[INPUT RECORDS]:
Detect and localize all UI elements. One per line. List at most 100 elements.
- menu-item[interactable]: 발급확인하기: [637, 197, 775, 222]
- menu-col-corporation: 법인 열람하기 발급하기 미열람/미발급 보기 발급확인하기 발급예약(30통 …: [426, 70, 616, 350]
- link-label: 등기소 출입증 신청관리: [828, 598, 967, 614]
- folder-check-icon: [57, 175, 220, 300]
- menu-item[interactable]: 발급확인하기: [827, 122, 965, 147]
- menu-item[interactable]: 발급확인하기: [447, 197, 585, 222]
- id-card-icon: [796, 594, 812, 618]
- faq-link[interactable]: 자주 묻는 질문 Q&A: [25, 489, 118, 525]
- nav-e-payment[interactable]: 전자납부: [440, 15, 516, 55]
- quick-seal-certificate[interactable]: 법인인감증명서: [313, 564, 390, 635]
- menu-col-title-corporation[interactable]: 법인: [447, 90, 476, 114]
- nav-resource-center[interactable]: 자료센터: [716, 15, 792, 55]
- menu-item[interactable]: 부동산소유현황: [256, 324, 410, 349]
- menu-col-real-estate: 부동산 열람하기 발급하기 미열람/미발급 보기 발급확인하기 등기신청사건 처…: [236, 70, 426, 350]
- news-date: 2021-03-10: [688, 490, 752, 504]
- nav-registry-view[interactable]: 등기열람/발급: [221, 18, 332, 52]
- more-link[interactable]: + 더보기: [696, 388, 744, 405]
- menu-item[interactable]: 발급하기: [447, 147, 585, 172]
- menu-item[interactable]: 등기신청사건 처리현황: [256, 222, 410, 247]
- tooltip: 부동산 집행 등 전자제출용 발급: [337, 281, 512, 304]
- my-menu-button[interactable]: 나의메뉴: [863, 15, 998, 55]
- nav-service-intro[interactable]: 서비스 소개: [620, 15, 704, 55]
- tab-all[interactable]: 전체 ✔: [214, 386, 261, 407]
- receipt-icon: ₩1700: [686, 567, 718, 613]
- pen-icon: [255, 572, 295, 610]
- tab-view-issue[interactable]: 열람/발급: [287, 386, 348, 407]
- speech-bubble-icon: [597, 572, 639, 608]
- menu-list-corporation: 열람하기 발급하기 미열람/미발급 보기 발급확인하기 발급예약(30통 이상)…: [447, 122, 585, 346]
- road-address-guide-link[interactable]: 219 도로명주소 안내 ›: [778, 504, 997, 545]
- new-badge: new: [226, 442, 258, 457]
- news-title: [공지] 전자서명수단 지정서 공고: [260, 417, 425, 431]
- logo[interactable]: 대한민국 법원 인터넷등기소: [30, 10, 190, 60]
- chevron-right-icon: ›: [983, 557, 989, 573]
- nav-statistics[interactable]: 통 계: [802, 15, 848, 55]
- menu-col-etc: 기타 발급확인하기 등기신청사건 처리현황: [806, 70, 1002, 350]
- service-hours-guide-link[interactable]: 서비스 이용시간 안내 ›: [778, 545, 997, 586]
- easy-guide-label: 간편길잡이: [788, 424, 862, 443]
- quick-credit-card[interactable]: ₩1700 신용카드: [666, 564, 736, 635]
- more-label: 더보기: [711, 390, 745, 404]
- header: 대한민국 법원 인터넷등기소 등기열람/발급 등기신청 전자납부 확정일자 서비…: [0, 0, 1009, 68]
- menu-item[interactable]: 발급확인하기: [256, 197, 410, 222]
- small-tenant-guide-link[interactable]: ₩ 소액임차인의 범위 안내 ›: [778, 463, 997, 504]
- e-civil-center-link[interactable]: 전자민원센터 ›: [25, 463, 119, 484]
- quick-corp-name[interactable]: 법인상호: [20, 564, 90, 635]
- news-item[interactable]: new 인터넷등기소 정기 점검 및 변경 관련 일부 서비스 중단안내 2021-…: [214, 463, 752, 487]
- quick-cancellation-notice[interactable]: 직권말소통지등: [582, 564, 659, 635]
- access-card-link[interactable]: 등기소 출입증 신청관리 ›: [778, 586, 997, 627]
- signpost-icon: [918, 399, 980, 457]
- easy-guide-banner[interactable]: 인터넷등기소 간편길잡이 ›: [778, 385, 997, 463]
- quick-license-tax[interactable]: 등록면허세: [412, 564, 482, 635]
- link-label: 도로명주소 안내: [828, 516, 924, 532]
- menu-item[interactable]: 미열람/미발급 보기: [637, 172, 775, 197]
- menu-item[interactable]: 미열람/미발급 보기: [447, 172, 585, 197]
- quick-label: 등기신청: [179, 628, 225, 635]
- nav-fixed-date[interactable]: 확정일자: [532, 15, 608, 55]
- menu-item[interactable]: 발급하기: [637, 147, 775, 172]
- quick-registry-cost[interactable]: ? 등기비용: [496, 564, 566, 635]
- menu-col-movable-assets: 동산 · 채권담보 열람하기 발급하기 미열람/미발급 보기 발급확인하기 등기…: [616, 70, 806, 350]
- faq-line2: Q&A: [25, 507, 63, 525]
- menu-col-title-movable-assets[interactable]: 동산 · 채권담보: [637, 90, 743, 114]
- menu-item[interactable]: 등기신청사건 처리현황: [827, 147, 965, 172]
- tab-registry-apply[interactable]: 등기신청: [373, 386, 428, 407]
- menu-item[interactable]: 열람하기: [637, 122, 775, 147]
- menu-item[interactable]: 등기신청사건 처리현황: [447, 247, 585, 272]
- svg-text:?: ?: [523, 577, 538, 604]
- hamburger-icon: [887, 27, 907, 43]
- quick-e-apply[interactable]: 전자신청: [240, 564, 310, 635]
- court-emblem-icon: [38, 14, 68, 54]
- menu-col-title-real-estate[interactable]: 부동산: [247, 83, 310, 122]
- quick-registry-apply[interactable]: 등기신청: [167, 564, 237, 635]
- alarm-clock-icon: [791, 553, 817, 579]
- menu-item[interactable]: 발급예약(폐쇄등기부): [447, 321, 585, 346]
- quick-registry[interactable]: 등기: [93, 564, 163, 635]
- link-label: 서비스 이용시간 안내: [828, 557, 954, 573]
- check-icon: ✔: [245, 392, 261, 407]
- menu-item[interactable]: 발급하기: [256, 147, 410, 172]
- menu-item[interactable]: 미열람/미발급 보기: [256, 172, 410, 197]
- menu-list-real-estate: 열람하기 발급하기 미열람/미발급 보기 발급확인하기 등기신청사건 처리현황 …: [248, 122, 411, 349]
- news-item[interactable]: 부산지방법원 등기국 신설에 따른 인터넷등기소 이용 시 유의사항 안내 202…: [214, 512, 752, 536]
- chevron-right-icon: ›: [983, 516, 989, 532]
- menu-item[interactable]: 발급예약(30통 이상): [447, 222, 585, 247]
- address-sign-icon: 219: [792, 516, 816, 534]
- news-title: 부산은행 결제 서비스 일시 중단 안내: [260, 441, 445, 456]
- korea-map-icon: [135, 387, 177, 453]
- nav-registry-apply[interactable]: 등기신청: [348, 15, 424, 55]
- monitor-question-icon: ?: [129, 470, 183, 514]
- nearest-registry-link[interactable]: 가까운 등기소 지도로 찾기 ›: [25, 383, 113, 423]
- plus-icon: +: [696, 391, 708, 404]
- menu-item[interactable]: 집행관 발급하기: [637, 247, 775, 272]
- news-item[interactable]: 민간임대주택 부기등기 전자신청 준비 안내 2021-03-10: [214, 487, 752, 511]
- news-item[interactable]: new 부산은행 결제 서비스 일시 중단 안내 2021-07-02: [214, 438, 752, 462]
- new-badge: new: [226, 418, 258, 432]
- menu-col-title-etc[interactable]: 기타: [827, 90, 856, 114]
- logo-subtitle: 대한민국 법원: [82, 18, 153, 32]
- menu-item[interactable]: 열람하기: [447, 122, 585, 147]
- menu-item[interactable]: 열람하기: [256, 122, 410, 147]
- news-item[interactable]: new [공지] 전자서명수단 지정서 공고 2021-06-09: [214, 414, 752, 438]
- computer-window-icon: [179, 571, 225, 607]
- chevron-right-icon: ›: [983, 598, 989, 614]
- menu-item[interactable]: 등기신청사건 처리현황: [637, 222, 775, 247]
--
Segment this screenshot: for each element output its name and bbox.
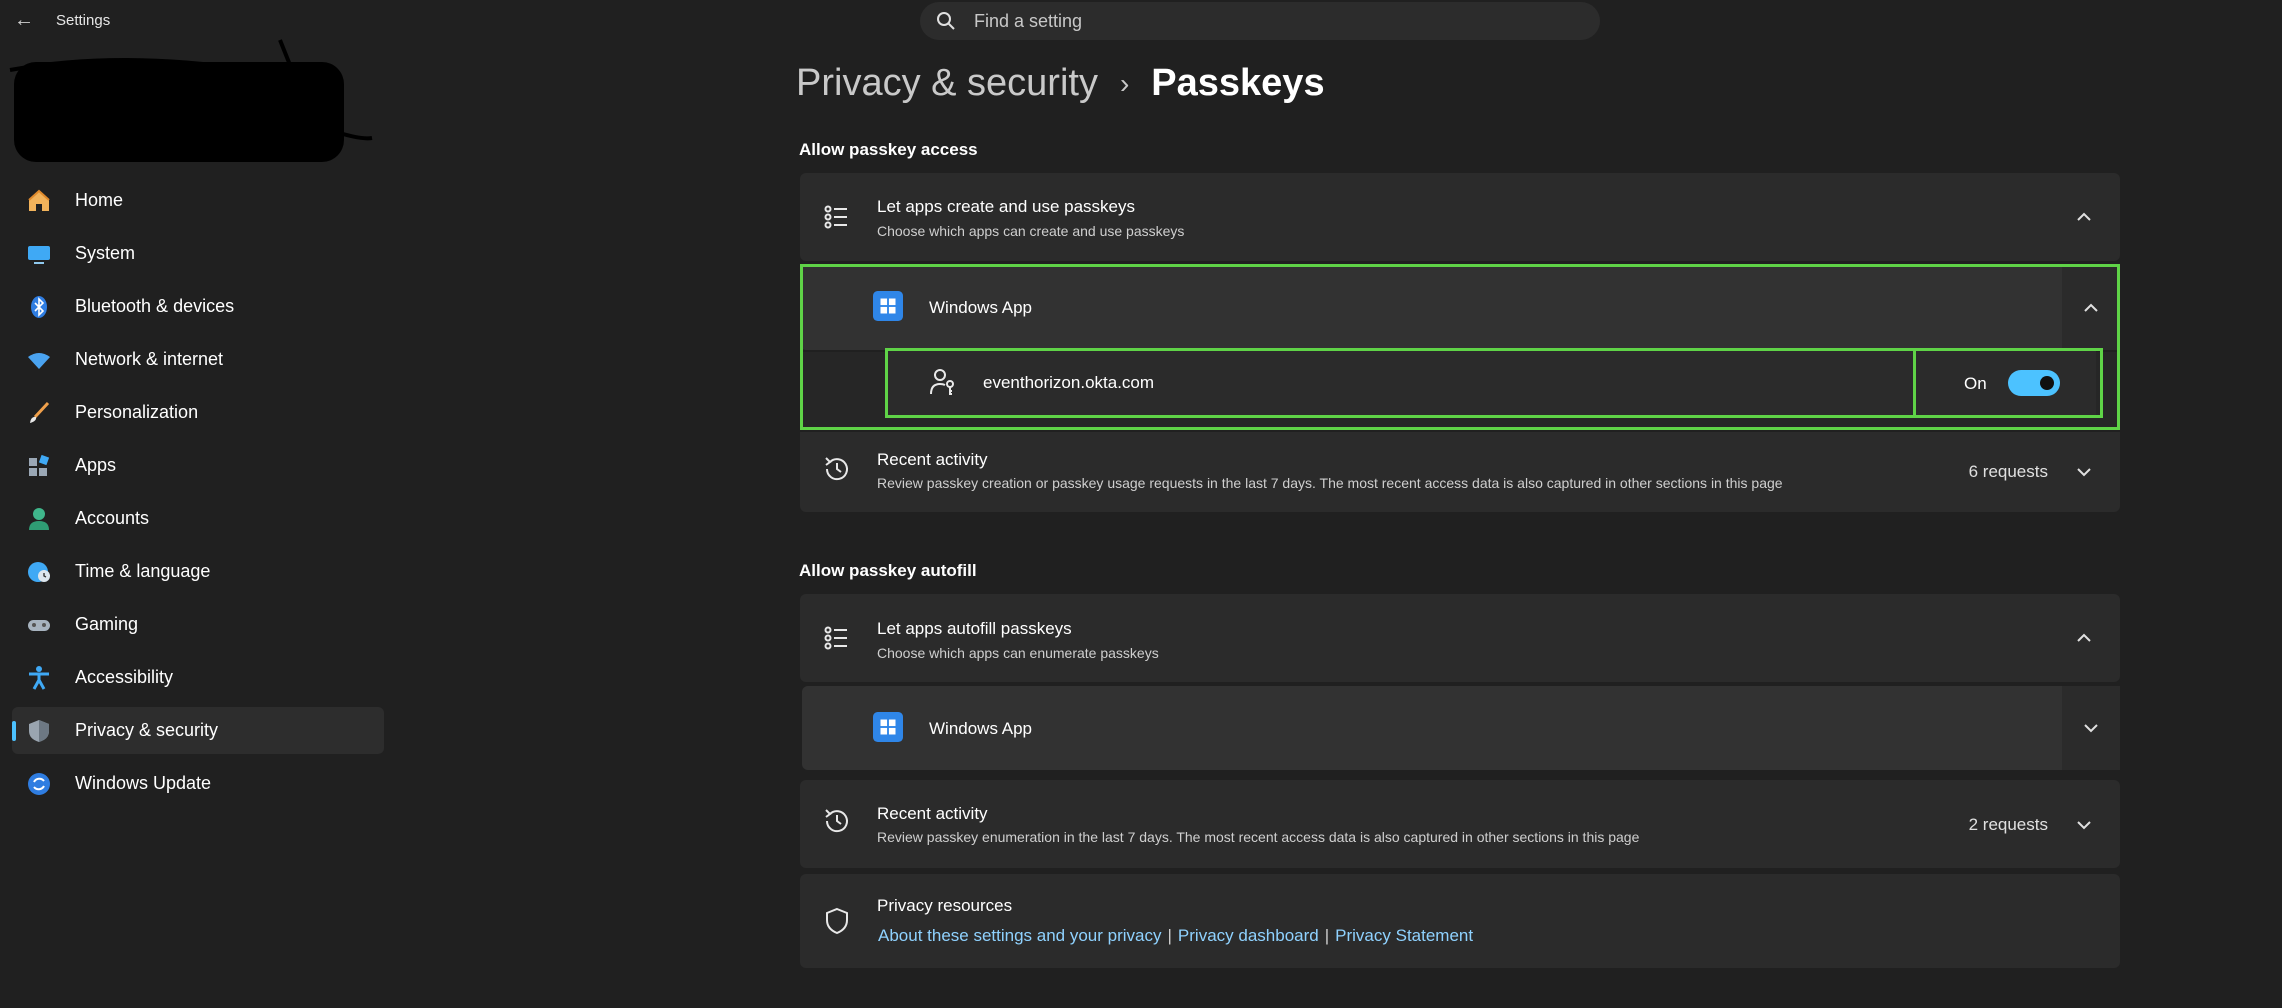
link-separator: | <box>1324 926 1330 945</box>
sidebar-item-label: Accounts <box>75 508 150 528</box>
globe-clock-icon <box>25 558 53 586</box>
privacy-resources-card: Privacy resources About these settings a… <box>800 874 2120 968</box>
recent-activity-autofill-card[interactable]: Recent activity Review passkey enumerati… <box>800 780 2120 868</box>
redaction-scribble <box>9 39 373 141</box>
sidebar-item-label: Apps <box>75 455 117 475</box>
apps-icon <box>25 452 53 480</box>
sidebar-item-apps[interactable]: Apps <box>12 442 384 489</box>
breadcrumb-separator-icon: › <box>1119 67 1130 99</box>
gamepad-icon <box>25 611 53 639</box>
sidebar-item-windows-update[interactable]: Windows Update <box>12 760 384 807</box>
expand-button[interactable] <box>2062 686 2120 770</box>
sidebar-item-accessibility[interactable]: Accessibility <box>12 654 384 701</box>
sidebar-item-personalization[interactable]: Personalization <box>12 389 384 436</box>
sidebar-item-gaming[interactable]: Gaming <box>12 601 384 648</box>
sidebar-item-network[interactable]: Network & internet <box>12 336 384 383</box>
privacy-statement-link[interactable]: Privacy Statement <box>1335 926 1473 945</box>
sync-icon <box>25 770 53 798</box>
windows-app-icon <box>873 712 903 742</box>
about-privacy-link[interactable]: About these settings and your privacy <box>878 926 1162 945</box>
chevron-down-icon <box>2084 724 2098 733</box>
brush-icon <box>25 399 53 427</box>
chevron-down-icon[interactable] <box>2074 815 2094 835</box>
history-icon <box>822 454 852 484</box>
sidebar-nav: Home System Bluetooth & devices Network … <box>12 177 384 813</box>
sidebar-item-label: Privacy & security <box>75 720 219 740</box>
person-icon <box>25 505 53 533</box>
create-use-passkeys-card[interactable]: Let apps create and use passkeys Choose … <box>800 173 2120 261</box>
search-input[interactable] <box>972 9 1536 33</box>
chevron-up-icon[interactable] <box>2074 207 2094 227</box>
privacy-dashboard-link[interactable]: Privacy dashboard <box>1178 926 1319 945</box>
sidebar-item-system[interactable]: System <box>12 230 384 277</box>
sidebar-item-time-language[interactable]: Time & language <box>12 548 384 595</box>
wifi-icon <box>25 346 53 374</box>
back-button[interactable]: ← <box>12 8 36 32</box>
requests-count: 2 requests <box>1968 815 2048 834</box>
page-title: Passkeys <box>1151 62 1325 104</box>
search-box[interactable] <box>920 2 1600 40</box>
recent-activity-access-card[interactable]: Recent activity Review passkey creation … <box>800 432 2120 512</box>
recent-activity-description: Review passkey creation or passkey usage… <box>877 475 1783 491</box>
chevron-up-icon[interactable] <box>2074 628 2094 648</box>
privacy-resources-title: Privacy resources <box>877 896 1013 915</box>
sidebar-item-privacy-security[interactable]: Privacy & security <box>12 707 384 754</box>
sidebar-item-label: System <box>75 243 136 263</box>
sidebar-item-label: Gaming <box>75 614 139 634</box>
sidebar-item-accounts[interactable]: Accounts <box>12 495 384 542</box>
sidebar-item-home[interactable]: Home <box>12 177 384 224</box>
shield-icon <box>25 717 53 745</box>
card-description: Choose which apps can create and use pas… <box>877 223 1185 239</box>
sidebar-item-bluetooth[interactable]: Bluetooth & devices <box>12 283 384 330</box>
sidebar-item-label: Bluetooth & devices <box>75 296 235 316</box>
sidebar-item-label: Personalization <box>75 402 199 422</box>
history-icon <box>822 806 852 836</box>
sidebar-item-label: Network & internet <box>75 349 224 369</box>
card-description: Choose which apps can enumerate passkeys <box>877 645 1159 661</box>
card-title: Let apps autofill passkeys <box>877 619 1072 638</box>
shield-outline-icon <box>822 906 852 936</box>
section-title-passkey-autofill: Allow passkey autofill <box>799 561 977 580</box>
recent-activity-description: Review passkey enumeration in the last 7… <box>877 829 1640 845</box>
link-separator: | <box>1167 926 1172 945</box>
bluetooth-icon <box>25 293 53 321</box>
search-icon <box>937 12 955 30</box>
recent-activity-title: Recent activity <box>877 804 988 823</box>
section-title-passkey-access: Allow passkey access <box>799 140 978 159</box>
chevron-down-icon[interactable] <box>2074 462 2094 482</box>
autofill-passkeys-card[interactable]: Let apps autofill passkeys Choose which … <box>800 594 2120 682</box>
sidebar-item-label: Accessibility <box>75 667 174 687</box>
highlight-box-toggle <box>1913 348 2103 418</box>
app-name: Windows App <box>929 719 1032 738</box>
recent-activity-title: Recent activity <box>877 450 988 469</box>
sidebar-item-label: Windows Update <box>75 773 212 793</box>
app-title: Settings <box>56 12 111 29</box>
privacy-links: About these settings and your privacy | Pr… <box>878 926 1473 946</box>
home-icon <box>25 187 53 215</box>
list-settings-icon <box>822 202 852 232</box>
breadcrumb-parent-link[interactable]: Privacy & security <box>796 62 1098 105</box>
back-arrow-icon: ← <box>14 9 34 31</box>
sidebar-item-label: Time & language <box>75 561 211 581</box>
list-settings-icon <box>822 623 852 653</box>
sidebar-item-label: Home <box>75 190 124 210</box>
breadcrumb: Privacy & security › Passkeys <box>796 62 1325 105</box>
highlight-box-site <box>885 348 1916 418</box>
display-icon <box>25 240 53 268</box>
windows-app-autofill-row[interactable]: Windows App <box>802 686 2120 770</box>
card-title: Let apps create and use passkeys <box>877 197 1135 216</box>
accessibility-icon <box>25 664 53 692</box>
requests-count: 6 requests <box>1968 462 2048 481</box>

[GOAL]:
Extract every line above that contains the string "description", and copy each of those lines in full.

[IN RESPONSE]:
recent-activity-description: Review passkey creation or passkey usage… <box>877 475 1783 491</box>
card-description: Choose which apps can create and use pas… <box>877 223 1185 239</box>
card-description: Choose which apps can enumerate passkeys <box>877 645 1159 661</box>
recent-activity-description: Review passkey enumeration in the last 7… <box>877 829 1640 845</box>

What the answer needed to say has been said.